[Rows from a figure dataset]
%%
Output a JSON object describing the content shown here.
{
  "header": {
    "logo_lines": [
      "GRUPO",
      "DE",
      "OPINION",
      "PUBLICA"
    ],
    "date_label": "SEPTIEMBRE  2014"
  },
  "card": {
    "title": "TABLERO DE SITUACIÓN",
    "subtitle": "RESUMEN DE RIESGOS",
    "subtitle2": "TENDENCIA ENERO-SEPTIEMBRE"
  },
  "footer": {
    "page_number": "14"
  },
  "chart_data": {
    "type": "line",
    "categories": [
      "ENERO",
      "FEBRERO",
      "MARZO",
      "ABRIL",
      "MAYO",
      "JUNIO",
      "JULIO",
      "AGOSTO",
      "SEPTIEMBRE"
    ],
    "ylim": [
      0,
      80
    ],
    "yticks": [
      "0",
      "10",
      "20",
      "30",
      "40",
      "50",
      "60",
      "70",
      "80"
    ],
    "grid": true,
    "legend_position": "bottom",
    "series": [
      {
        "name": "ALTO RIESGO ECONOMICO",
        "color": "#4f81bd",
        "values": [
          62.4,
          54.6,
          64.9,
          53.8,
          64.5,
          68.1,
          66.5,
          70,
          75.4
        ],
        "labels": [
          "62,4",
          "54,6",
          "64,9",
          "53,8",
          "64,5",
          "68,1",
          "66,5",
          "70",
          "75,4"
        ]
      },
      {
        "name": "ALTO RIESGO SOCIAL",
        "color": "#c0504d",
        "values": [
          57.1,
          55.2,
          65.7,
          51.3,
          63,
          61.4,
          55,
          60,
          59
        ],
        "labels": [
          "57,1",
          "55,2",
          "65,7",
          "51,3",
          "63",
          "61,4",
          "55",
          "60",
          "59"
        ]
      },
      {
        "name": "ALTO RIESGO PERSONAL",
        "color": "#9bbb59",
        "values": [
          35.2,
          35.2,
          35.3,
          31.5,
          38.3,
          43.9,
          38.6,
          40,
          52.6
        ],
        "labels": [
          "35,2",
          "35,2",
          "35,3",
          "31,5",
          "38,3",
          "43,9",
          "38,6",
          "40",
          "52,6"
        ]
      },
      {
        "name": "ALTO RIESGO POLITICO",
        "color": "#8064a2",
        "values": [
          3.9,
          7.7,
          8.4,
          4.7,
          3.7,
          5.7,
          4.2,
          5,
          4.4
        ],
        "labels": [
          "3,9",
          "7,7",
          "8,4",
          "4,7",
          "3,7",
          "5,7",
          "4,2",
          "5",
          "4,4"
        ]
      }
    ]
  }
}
%%
__REQUIREMENT__.
Reply with only the number of lines in the material above where the string "SEPTIEMBRE" appears.

__EXPECTED ANSWER__.
3